* BEGIN RECORDS SUPPLIED *
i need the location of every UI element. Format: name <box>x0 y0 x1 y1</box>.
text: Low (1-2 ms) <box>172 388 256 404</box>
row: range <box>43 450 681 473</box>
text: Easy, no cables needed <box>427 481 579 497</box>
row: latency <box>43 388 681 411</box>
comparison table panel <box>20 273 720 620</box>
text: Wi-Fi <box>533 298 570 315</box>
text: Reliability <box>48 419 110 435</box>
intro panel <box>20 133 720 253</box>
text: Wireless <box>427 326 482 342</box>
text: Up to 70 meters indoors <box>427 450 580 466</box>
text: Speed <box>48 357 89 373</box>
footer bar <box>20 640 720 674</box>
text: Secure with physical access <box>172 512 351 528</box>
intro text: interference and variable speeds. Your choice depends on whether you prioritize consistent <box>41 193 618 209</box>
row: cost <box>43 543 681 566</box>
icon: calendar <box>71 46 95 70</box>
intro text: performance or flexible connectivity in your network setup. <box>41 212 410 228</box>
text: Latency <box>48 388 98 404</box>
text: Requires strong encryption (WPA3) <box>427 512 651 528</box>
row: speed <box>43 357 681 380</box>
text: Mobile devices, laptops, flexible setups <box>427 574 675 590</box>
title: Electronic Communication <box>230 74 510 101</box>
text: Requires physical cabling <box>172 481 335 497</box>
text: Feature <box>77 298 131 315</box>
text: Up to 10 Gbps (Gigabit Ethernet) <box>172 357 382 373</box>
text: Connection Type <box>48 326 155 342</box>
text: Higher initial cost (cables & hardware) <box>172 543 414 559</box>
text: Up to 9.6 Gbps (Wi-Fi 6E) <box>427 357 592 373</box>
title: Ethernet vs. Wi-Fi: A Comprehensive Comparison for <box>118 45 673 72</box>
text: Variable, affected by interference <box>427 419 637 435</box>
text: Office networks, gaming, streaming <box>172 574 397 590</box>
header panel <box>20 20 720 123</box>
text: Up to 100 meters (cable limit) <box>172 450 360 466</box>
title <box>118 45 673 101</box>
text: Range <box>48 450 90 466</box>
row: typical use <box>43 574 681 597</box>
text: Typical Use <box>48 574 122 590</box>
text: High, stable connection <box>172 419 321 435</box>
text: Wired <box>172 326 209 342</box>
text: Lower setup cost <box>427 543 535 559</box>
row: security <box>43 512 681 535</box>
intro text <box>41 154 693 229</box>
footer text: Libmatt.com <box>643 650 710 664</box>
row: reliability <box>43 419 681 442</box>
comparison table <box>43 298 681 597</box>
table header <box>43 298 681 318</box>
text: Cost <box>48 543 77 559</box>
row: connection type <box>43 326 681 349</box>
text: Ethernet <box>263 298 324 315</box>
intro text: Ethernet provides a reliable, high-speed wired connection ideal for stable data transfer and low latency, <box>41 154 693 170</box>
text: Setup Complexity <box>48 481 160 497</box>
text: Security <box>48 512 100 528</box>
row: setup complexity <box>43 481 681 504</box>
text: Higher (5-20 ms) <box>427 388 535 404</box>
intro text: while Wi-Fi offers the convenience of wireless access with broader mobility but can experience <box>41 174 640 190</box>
* END RECORDS SUPPLIED *
STATED GOAL: Write out the material word for word, starting at its first line and ending at the line that contains "intro panel <box>20 133 720 253</box>", with both of those lines included.

SOLVED EXERCISE:
i need the location of every UI element. Format: name <box>x0 y0 x1 y1</box>.
text: Low (1-2 ms) <box>172 388 256 404</box>
row: range <box>43 450 681 473</box>
text: Easy, no cables needed <box>427 481 579 497</box>
row: latency <box>43 388 681 411</box>
comparison table panel <box>20 273 720 620</box>
text: Wi-Fi <box>533 298 570 315</box>
text: Reliability <box>48 419 110 435</box>
intro panel <box>20 133 720 253</box>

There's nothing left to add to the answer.